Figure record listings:
▽

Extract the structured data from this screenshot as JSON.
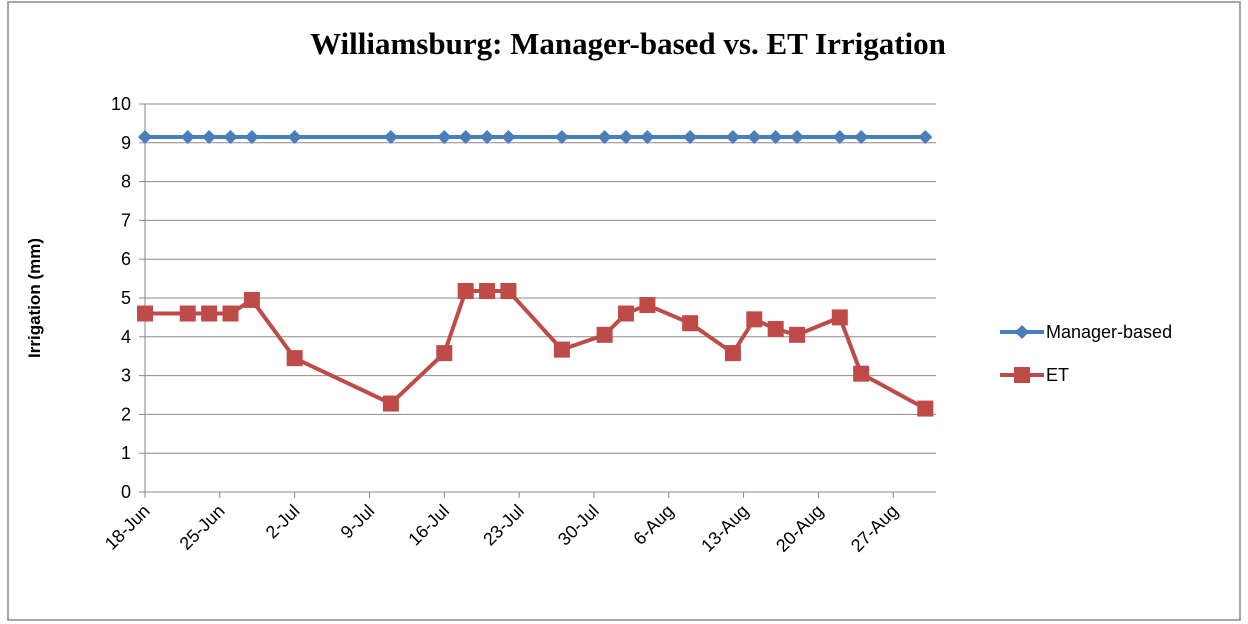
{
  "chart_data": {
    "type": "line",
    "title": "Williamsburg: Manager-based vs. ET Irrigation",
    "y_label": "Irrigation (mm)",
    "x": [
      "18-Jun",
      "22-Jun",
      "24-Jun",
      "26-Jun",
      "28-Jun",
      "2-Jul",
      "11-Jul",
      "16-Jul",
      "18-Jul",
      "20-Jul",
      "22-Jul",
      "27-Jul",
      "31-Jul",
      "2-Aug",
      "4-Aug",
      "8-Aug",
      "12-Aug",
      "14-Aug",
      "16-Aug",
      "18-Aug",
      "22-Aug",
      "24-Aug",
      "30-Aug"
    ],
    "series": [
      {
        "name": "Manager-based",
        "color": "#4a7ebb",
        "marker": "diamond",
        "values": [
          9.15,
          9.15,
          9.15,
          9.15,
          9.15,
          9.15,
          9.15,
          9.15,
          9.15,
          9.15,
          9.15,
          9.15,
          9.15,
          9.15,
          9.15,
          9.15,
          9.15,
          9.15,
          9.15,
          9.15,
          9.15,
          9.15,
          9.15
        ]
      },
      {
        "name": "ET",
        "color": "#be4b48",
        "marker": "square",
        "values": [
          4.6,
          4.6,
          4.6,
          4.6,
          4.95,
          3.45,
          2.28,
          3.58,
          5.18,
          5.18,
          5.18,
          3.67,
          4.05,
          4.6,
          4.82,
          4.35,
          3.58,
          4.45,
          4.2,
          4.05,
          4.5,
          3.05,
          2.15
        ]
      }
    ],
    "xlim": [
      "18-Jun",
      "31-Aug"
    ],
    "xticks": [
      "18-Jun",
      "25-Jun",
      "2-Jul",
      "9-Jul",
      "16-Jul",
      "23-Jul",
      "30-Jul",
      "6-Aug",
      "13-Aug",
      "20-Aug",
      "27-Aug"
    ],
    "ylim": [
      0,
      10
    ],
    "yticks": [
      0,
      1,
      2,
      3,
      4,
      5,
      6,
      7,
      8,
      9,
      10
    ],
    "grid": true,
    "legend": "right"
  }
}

△

**Given instruction**
Make an exact copy of the whole listing, but don't bring over any pictures.

**Exercise output**
Extract the structured data from this screenshot as JSON.
{
  "chart_data": {
    "type": "line",
    "title": "Williamsburg: Manager-based vs. ET Irrigation",
    "y_label": "Irrigation (mm)",
    "x": [
      "18-Jun",
      "22-Jun",
      "24-Jun",
      "26-Jun",
      "28-Jun",
      "2-Jul",
      "11-Jul",
      "16-Jul",
      "18-Jul",
      "20-Jul",
      "22-Jul",
      "27-Jul",
      "31-Jul",
      "2-Aug",
      "4-Aug",
      "8-Aug",
      "12-Aug",
      "14-Aug",
      "16-Aug",
      "18-Aug",
      "22-Aug",
      "24-Aug",
      "30-Aug"
    ],
    "series": [
      {
        "name": "Manager-based",
        "color": "#4a7ebb",
        "marker": "diamond",
        "values": [
          9.15,
          9.15,
          9.15,
          9.15,
          9.15,
          9.15,
          9.15,
          9.15,
          9.15,
          9.15,
          9.15,
          9.15,
          9.15,
          9.15,
          9.15,
          9.15,
          9.15,
          9.15,
          9.15,
          9.15,
          9.15,
          9.15,
          9.15
        ]
      },
      {
        "name": "ET",
        "color": "#be4b48",
        "marker": "square",
        "values": [
          4.6,
          4.6,
          4.6,
          4.6,
          4.95,
          3.45,
          2.28,
          3.58,
          5.18,
          5.18,
          5.18,
          3.67,
          4.05,
          4.6,
          4.82,
          4.35,
          3.58,
          4.45,
          4.2,
          4.05,
          4.5,
          3.05,
          2.15
        ]
      }
    ],
    "xlim": [
      "18-Jun",
      "31-Aug"
    ],
    "xticks": [
      "18-Jun",
      "25-Jun",
      "2-Jul",
      "9-Jul",
      "16-Jul",
      "23-Jul",
      "30-Jul",
      "6-Aug",
      "13-Aug",
      "20-Aug",
      "27-Aug"
    ],
    "ylim": [
      0,
      10
    ],
    "yticks": [
      0,
      1,
      2,
      3,
      4,
      5,
      6,
      7,
      8,
      9,
      10
    ],
    "grid": true,
    "legend": "right"
  }
}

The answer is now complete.